→ Exercise instructions: Reproduce the listing that follows with no differences at all.

→ Records provided:
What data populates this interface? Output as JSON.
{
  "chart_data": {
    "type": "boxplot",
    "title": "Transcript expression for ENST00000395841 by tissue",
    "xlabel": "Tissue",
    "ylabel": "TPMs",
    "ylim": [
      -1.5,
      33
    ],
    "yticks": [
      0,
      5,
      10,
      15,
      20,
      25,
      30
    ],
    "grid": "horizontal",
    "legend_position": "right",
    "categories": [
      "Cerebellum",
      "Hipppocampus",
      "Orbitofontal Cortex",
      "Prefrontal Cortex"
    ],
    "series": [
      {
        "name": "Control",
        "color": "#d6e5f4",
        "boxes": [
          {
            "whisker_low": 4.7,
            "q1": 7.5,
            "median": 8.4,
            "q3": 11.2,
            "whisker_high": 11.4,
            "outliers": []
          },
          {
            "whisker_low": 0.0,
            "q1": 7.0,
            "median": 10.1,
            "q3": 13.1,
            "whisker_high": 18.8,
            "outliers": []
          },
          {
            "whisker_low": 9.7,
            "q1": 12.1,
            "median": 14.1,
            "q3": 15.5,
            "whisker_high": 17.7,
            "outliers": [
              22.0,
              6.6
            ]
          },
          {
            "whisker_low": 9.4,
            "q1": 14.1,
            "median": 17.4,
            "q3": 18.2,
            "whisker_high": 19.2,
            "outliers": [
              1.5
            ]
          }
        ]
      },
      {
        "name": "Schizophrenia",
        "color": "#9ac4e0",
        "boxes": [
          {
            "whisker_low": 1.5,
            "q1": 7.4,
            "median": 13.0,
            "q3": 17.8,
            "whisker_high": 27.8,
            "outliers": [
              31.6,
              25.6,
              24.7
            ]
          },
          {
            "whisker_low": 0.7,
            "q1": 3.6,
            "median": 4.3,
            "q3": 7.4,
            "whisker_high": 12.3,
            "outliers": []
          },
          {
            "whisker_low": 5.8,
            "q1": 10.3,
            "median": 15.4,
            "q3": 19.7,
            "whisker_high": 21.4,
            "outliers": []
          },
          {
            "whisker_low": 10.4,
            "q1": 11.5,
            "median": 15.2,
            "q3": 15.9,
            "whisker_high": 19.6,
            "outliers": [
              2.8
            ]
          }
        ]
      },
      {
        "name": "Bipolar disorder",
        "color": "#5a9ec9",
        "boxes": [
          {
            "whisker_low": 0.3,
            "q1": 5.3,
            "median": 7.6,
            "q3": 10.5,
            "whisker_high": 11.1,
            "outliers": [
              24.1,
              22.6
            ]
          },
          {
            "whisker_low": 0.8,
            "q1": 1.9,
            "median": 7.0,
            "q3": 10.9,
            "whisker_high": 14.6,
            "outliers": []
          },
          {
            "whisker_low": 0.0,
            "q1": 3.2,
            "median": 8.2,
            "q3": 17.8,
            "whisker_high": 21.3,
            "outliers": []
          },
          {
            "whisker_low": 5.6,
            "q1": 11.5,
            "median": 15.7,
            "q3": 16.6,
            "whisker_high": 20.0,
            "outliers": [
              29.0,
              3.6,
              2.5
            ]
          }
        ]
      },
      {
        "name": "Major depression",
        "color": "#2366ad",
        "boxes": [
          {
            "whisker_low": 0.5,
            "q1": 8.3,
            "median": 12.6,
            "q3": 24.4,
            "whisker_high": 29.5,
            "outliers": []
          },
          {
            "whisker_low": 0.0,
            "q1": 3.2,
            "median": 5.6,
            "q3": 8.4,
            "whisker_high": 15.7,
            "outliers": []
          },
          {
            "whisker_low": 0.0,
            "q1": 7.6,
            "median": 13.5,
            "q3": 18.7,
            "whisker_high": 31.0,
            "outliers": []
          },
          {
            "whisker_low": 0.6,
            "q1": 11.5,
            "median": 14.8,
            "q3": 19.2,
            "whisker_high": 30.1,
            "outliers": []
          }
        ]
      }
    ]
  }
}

→ Reply:
What data populates this interface? Output as JSON.
{
  "chart_data": {
    "type": "boxplot",
    "title": "Transcript expression for ENST00000395841 by tissue",
    "xlabel": "Tissue",
    "ylabel": "TPMs",
    "ylim": [
      -1.5,
      33
    ],
    "yticks": [
      0,
      5,
      10,
      15,
      20,
      25,
      30
    ],
    "grid": "horizontal",
    "legend_position": "right",
    "categories": [
      "Cerebellum",
      "Hipppocampus",
      "Orbitofontal Cortex",
      "Prefrontal Cortex"
    ],
    "series": [
      {
        "name": "Control",
        "color": "#d6e5f4",
        "boxes": [
          {
            "whisker_low": 4.7,
            "q1": 7.5,
            "median": 8.4,
            "q3": 11.2,
            "whisker_high": 11.4,
            "outliers": []
          },
          {
            "whisker_low": 0.0,
            "q1": 7.0,
            "median": 10.1,
            "q3": 13.1,
            "whisker_high": 18.8,
            "outliers": []
          },
          {
            "whisker_low": 9.7,
            "q1": 12.1,
            "median": 14.1,
            "q3": 15.5,
            "whisker_high": 17.7,
            "outliers": [
              22.0,
              6.6
            ]
          },
          {
            "whisker_low": 9.4,
            "q1": 14.1,
            "median": 17.4,
            "q3": 18.2,
            "whisker_high": 19.2,
            "outliers": [
              1.5
            ]
          }
        ]
      },
      {
        "name": "Schizophrenia",
        "color": "#9ac4e0",
        "boxes": [
          {
            "whisker_low": 1.5,
            "q1": 7.4,
            "median": 13.0,
            "q3": 17.8,
            "whisker_high": 27.8,
            "outliers": [
              31.6,
              25.6,
              24.7
            ]
          },
          {
            "whisker_low": 0.7,
            "q1": 3.6,
            "median": 4.3,
            "q3": 7.4,
            "whisker_high": 12.3,
            "outliers": []
          },
          {
            "whisker_low": 5.8,
            "q1": 10.3,
            "median": 15.4,
            "q3": 19.7,
            "whisker_high": 21.4,
            "outliers": []
          },
          {
            "whisker_low": 10.4,
            "q1": 11.5,
            "median": 15.2,
            "q3": 15.9,
            "whisker_high": 19.6,
            "outliers": [
              2.8
            ]
          }
        ]
      },
      {
        "name": "Bipolar disorder",
        "color": "#5a9ec9",
        "boxes": [
          {
            "whisker_low": 0.3,
            "q1": 5.3,
            "median": 7.6,
            "q3": 10.5,
            "whisker_high": 11.1,
            "outliers": [
              24.1,
              22.6
            ]
          },
          {
            "whisker_low": 0.8,
            "q1": 1.9,
            "median": 7.0,
            "q3": 10.9,
            "whisker_high": 14.6,
            "outliers": []
          },
          {
            "whisker_low": 0.0,
            "q1": 3.2,
            "median": 8.2,
            "q3": 17.8,
            "whisker_high": 21.3,
            "outliers": []
          },
          {
            "whisker_low": 5.6,
            "q1": 11.5,
            "median": 15.7,
            "q3": 16.6,
            "whisker_high": 20.0,
            "outliers": [
              29.0,
              3.6,
              2.5
            ]
          }
        ]
      },
      {
        "name": "Major depression",
        "color": "#2366ad",
        "boxes": [
          {
            "whisker_low": 0.5,
            "q1": 8.3,
            "median": 12.6,
            "q3": 24.4,
            "whisker_high": 29.5,
            "outliers": []
          },
          {
            "whisker_low": 0.0,
            "q1": 3.2,
            "median": 5.6,
            "q3": 8.4,
            "whisker_high": 15.7,
            "outliers": []
          },
          {
            "whisker_low": 0.0,
            "q1": 7.6,
            "median": 13.5,
            "q3": 18.7,
            "whisker_high": 31.0,
            "outliers": []
          },
          {
            "whisker_low": 0.6,
            "q1": 11.5,
            "median": 14.8,
            "q3": 19.2,
            "whisker_high": 30.1,
            "outliers": []
          }
        ]
      }
    ]
  }
}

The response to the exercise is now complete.